• Directions for this task
Scan the listing below for the word "Сооружение" and state how many lines hold it. Write nothing but the number.

[Collection entries]
+-------+

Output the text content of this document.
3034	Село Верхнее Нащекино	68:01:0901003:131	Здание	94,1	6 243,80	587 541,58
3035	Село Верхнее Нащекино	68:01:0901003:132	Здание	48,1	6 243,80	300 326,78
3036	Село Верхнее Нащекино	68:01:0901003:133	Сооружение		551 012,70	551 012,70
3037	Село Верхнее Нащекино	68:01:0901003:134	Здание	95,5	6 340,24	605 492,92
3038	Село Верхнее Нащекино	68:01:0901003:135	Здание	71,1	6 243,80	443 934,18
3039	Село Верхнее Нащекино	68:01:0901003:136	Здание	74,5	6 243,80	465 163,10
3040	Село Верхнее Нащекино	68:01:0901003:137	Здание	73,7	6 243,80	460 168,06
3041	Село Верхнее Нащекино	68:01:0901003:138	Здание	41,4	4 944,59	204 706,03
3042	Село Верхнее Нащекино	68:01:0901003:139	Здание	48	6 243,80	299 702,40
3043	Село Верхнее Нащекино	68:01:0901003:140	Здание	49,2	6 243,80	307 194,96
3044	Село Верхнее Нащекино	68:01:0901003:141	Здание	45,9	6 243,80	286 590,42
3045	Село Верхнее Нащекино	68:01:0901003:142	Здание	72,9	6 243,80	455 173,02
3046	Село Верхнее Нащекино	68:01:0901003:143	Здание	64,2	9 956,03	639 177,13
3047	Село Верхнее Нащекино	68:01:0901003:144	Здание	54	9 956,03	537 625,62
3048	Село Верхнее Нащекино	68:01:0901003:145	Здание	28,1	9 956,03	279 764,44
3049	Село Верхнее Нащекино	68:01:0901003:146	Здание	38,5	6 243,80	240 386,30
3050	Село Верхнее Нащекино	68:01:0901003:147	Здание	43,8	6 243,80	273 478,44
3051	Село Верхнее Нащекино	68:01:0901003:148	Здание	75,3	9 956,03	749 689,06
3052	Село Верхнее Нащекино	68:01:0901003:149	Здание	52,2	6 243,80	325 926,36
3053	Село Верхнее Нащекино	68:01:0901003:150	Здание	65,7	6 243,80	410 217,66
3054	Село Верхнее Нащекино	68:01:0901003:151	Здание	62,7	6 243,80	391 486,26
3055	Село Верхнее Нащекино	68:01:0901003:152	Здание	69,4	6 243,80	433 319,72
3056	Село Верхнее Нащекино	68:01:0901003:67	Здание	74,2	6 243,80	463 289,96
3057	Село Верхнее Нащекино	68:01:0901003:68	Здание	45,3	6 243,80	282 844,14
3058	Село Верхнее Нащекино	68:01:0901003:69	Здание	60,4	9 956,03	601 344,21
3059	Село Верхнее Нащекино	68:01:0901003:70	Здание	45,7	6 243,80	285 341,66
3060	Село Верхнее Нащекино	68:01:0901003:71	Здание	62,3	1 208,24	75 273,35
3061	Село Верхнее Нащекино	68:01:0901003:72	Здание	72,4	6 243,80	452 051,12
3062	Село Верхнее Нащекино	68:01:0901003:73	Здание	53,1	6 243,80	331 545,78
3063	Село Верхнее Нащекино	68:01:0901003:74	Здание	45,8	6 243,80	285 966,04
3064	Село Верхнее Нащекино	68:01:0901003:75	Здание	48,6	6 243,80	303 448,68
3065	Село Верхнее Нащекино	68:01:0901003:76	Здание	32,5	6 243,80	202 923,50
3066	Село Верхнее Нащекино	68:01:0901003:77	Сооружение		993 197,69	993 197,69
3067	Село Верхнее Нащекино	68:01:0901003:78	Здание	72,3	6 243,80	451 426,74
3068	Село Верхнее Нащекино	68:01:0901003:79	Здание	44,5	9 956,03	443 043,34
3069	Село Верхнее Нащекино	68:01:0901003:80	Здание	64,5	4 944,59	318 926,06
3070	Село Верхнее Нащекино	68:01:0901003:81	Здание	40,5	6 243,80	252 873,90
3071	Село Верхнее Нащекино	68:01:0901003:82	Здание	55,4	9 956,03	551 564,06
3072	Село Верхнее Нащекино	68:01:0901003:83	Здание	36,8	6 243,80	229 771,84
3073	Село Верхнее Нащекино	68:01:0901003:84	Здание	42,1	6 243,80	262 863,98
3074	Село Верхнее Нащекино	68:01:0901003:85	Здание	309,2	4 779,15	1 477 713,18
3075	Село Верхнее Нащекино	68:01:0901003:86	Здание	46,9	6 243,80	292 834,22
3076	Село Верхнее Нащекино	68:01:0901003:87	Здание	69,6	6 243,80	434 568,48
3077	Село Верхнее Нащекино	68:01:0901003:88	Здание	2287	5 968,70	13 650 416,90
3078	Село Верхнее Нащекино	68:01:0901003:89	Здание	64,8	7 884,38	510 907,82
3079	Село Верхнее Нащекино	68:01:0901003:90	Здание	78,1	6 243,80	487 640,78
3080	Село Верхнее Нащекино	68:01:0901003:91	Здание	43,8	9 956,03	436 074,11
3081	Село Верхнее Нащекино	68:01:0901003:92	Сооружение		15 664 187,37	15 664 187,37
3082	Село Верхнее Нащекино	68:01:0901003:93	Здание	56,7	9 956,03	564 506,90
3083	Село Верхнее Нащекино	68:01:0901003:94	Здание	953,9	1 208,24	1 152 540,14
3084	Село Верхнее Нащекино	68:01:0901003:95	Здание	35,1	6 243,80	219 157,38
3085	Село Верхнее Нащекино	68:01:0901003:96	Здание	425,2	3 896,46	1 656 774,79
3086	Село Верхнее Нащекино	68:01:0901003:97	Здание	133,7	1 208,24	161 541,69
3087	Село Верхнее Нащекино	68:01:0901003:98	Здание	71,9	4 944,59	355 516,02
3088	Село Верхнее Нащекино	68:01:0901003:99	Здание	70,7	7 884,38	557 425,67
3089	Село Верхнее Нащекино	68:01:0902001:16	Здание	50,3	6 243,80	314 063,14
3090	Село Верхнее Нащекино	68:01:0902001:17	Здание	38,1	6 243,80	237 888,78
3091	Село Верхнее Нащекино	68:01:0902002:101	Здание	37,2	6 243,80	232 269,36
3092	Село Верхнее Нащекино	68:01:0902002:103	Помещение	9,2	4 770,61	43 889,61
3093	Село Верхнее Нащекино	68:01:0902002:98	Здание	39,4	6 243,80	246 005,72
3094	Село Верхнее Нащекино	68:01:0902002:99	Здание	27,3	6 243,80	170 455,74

+-------+

• Full answer
3